EXERCISE DIRECTIONS: Give every entry again, unchanged, and leave its images out.

(Data entries for graphics)
::::
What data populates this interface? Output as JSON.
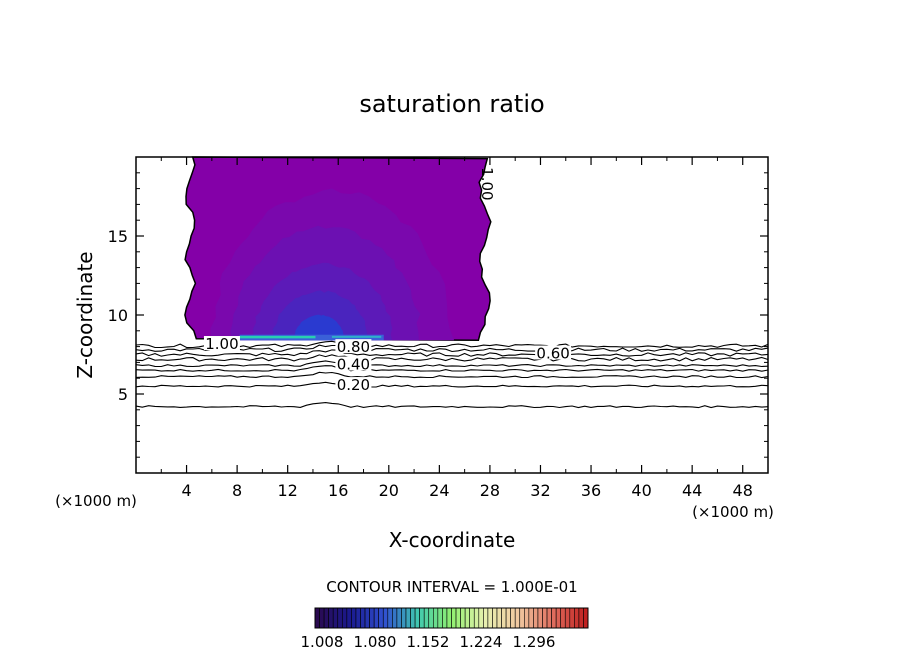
{
  "chart_data": {
    "type": "contour",
    "title": "saturation ratio",
    "xlabel": "X-coordinate",
    "ylabel": "Z-coordinate",
    "x_unit_label": "(×1000 m)",
    "x_unit_label_right": "(×1000 m)",
    "xlim": [
      0,
      50
    ],
    "ylim": [
      0,
      20
    ],
    "x_ticks": [
      "4",
      "8",
      "12",
      "16",
      "20",
      "24",
      "28",
      "32",
      "36",
      "40",
      "44",
      "48"
    ],
    "y_ticks": [
      "5",
      "10",
      "15"
    ],
    "contour_interval_text": "CONTOUR INTERVAL = 1.000E-01",
    "contour_labels": [
      {
        "text": "1.00",
        "x": 6.8,
        "z": 8.1
      },
      {
        "text": "0.80",
        "x": 17.2,
        "z": 7.9
      },
      {
        "text": "0.40",
        "x": 17.2,
        "z": 6.8
      },
      {
        "text": "0.20",
        "x": 17.2,
        "z": 5.5
      },
      {
        "text": "0.60",
        "x": 33.0,
        "z": 7.5
      },
      {
        "text": "1.00",
        "x": 27.7,
        "z": 18.3
      }
    ],
    "contour_levels_below": [
      0.2,
      0.3,
      0.4,
      0.5,
      0.6,
      0.7,
      0.8,
      0.9
    ],
    "contour_lines": [
      {
        "level": 0.9,
        "z": 8.05
      },
      {
        "level": 0.8,
        "z": 7.8
      },
      {
        "level": 0.7,
        "z": 7.5
      },
      {
        "level": 0.6,
        "z": 7.2
      },
      {
        "level": 0.5,
        "z": 6.8
      },
      {
        "level": 0.4,
        "z": 6.5
      },
      {
        "level": 0.3,
        "z": 6.1
      },
      {
        "level": 0.2,
        "z": 5.5
      },
      {
        "level": 0.1,
        "z": 4.2
      }
    ],
    "supersaturated_region": {
      "x_range": [
        4.0,
        27.8
      ],
      "z_range": [
        8.4,
        20.0
      ],
      "max_center": {
        "x": 14.5,
        "z": 8.6
      }
    },
    "colorbar": {
      "ticks": [
        "1.008",
        "1.080",
        "1.152",
        "1.224",
        "1.296"
      ],
      "colors": [
        "#2a0a50",
        "#1a1a90",
        "#3050d0",
        "#40c8b0",
        "#90f070",
        "#e8f0b0",
        "#f0c8a0",
        "#e07060",
        "#c02020"
      ]
    },
    "fill_colors": [
      "#8400a8",
      "#7a08ad",
      "#6c10b2",
      "#5c1ab8",
      "#4a24be",
      "#2a3ad0",
      "#28d0b0"
    ]
  }
}
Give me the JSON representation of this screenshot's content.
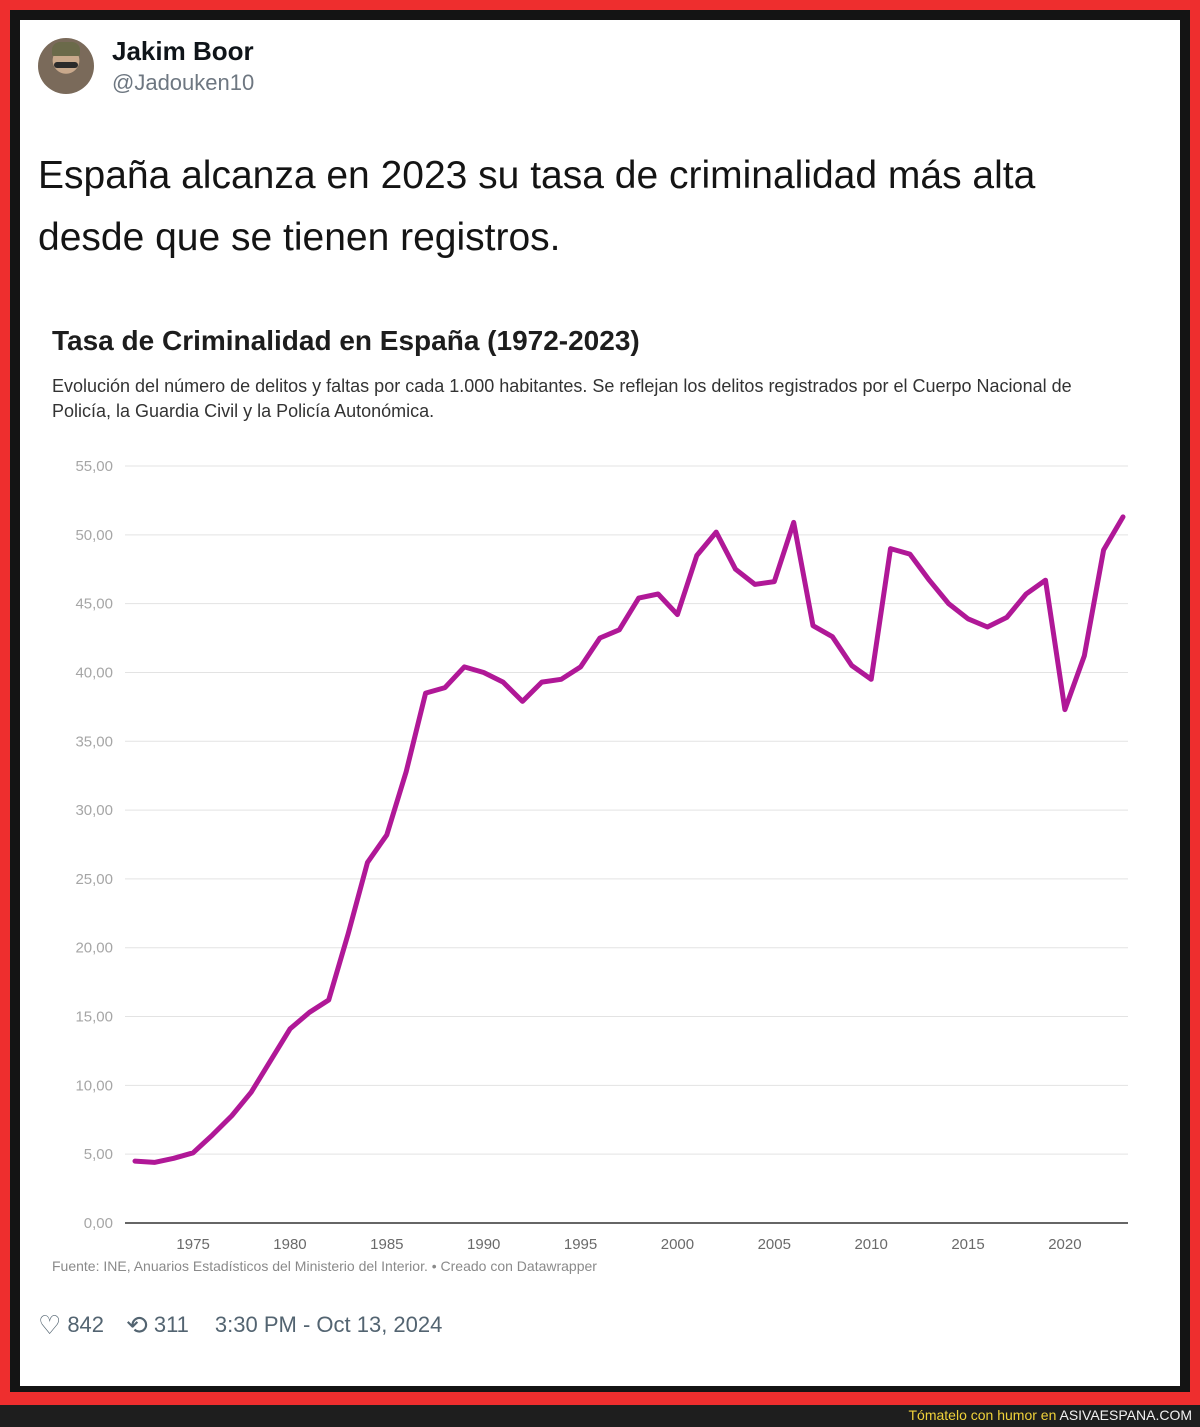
{
  "tweet": {
    "author_name": "Jakim Boor",
    "author_handle": "@Jadouken10",
    "text": "España alcanza en 2023 su tasa de criminalidad más alta desde que se tienen registros.",
    "likes": "842",
    "retweets": "311",
    "timestamp": "3:30 PM - Oct 13, 2024"
  },
  "chart": {
    "title": "Tasa de Criminalidad en España (1972-2023)",
    "subtitle": "Evolución del número de delitos y faltas por cada 1.000 habitantes. Se reflejan los delitos registrados por el Cuerpo Nacional de Policía, la Guardia Civil y la Policía Autonómica.",
    "source": "Fuente: INE, Anuarios Estadísticos del Ministerio del Interior. • Creado con Datawrapper"
  },
  "chart_data": {
    "type": "line",
    "title": "Tasa de Criminalidad en España (1972-2023)",
    "xlabel": "",
    "ylabel": "",
    "ylim": [
      0,
      55
    ],
    "xlim": [
      1972,
      2023
    ],
    "y_ticks": [
      "0,00",
      "5,00",
      "10,00",
      "15,00",
      "20,00",
      "25,00",
      "30,00",
      "35,00",
      "40,00",
      "45,00",
      "50,00",
      "55,00"
    ],
    "x_ticks": [
      "1975",
      "1980",
      "1985",
      "1990",
      "1995",
      "2000",
      "2005",
      "2010",
      "2015",
      "2020"
    ],
    "grid": true,
    "line_color": "#b01897",
    "x": [
      1972,
      1973,
      1974,
      1975,
      1976,
      1977,
      1978,
      1979,
      1980,
      1981,
      1982,
      1983,
      1984,
      1985,
      1986,
      1987,
      1988,
      1989,
      1990,
      1991,
      1992,
      1993,
      1994,
      1995,
      1996,
      1997,
      1998,
      1999,
      2000,
      2001,
      2002,
      2003,
      2004,
      2005,
      2006,
      2007,
      2008,
      2009,
      2010,
      2011,
      2012,
      2013,
      2014,
      2015,
      2016,
      2017,
      2018,
      2019,
      2020,
      2021,
      2022,
      2023
    ],
    "values": [
      4.5,
      4.4,
      4.7,
      5.1,
      6.4,
      7.8,
      9.5,
      11.8,
      14.1,
      15.3,
      16.2,
      21.0,
      26.2,
      28.2,
      32.8,
      38.5,
      38.9,
      40.4,
      40.0,
      39.3,
      37.9,
      39.3,
      39.5,
      40.4,
      42.5,
      43.1,
      45.4,
      45.7,
      44.2,
      48.5,
      50.2,
      47.5,
      46.4,
      46.6,
      50.9,
      43.4,
      42.6,
      40.5,
      39.5,
      49.0,
      48.6,
      46.7,
      45.0,
      43.9,
      43.3,
      44.0,
      45.7,
      46.7,
      37.3,
      41.2,
      48.9,
      51.3
    ]
  },
  "watermark": {
    "prefix": "Tómatelo con humor en",
    "site": "ASIVAESPANA.COM"
  },
  "colors": {
    "frame": "#ee2e2e",
    "line": "#b01897",
    "handle": "#6e7781"
  },
  "icons": {
    "like": "heart-icon",
    "retweet": "retweet-icon"
  }
}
::::
RESPONSE:
What data populates this interface? Output as JSON.
{
  "chart_data": {
    "type": "contour",
    "title": "saturation ratio",
    "xlabel": "X-coordinate",
    "ylabel": "Z-coordinate",
    "x_unit_label": "(×1000 m)",
    "x_unit_label_right": "(×1000 m)",
    "xlim": [
      0,
      50
    ],
    "ylim": [
      0,
      20
    ],
    "x_ticks": [
      "4",
      "8",
      "12",
      "16",
      "20",
      "24",
      "28",
      "32",
      "36",
      "40",
      "44",
      "48"
    ],
    "y_ticks": [
      "5",
      "10",
      "15"
    ],
    "contour_interval_text": "CONTOUR INTERVAL = 1.000E-01",
    "contour_labels": [
      {
        "text": "1.00",
        "x": 6.8,
        "z": 8.1
      },
      {
        "text": "0.80",
        "x": 17.2,
        "z": 7.9
      },
      {
        "text": "0.40",
        "x": 17.2,
        "z": 6.8
      },
      {
        "text": "0.20",
        "x": 17.2,
        "z": 5.5
      },
      {
        "text": "0.60",
        "x": 33.0,
        "z": 7.5
      },
      {
        "text": "1.00",
        "x": 27.7,
        "z": 18.3
      }
    ],
    "contour_levels_below": [
      0.2,
      0.3,
      0.4,
      0.5,
      0.6,
      0.7,
      0.8,
      0.9
    ],
    "contour_lines": [
      {
        "level": 0.9,
        "z": 8.05
      },
      {
        "level": 0.8,
        "z": 7.8
      },
      {
        "level": 0.7,
        "z": 7.5
      },
      {
        "level": 0.6,
        "z": 7.2
      },
      {
        "level": 0.5,
        "z": 6.8
      },
      {
        "level": 0.4,
        "z": 6.5
      },
      {
        "level": 0.3,
        "z": 6.1
      },
      {
        "level": 0.2,
        "z": 5.5
      },
      {
        "level": 0.1,
        "z": 4.2
      }
    ],
    "supersaturated_region": {
      "x_range": [
        4.0,
        27.8
      ],
      "z_range": [
        8.4,
        20.0
      ],
      "max_center": {
        "x": 14.5,
        "z": 8.6
      }
    },
    "colorbar": {
      "ticks": [
        "1.008",
        "1.080",
        "1.152",
        "1.224",
        "1.296"
      ],
      "colors": [
        "#2a0a50",
        "#1a1a90",
        "#3050d0",
        "#40c8b0",
        "#90f070",
        "#e8f0b0",
        "#f0c8a0",
        "#e07060",
        "#c02020"
      ]
    },
    "fill_colors": [
      "#8400a8",
      "#7a08ad",
      "#6c10b2",
      "#5c1ab8",
      "#4a24be",
      "#2a3ad0",
      "#28d0b0"
    ]
  }
}
Give me the JSON representation of this screenshot's content.
{
  "tweet": {
    "author_name": "Jakim Boor",
    "author_handle": "@Jadouken10",
    "text": "España alcanza en 2023 su tasa de criminalidad más alta desde que se tienen registros.",
    "likes": "842",
    "retweets": "311",
    "timestamp": "3:30 PM - Oct 13, 2024"
  },
  "chart": {
    "title": "Tasa de Criminalidad en España (1972-2023)",
    "subtitle": "Evolución del número de delitos y faltas por cada 1.000 habitantes. Se reflejan los delitos registrados por el Cuerpo Nacional de Policía, la Guardia Civil y la Policía Autonómica.",
    "source": "Fuente: INE, Anuarios Estadísticos del Ministerio del Interior. • Creado con Datawrapper"
  },
  "chart_data": {
    "type": "line",
    "title": "Tasa de Criminalidad en España (1972-2023)",
    "xlabel": "",
    "ylabel": "",
    "ylim": [
      0,
      55
    ],
    "xlim": [
      1972,
      2023
    ],
    "y_ticks": [
      "0,00",
      "5,00",
      "10,00",
      "15,00",
      "20,00",
      "25,00",
      "30,00",
      "35,00",
      "40,00",
      "45,00",
      "50,00",
      "55,00"
    ],
    "x_ticks": [
      "1975",
      "1980",
      "1985",
      "1990",
      "1995",
      "2000",
      "2005",
      "2010",
      "2015",
      "2020"
    ],
    "grid": true,
    "line_color": "#b01897",
    "x": [
      1972,
      1973,
      1974,
      1975,
      1976,
      1977,
      1978,
      1979,
      1980,
      1981,
      1982,
      1983,
      1984,
      1985,
      1986,
      1987,
      1988,
      1989,
      1990,
      1991,
      1992,
      1993,
      1994,
      1995,
      1996,
      1997,
      1998,
      1999,
      2000,
      2001,
      2002,
      2003,
      2004,
      2005,
      2006,
      2007,
      2008,
      2009,
      2010,
      2011,
      2012,
      2013,
      2014,
      2015,
      2016,
      2017,
      2018,
      2019,
      2020,
      2021,
      2022,
      2023
    ],
    "values": [
      4.5,
      4.4,
      4.7,
      5.1,
      6.4,
      7.8,
      9.5,
      11.8,
      14.1,
      15.3,
      16.2,
      21.0,
      26.2,
      28.2,
      32.8,
      38.5,
      38.9,
      40.4,
      40.0,
      39.3,
      37.9,
      39.3,
      39.5,
      40.4,
      42.5,
      43.1,
      45.4,
      45.7,
      44.2,
      48.5,
      50.2,
      47.5,
      46.4,
      46.6,
      50.9,
      43.4,
      42.6,
      40.5,
      39.5,
      49.0,
      48.6,
      46.7,
      45.0,
      43.9,
      43.3,
      44.0,
      45.7,
      46.7,
      37.3,
      41.2,
      48.9,
      51.3
    ]
  },
  "watermark": {
    "prefix": "Tómatelo con humor en",
    "site": "ASIVAESPANA.COM"
  },
  "colors": {
    "frame": "#ee2e2e",
    "line": "#b01897",
    "handle": "#6e7781"
  },
  "icons": {
    "like": "heart-icon",
    "retweet": "retweet-icon"
  }
}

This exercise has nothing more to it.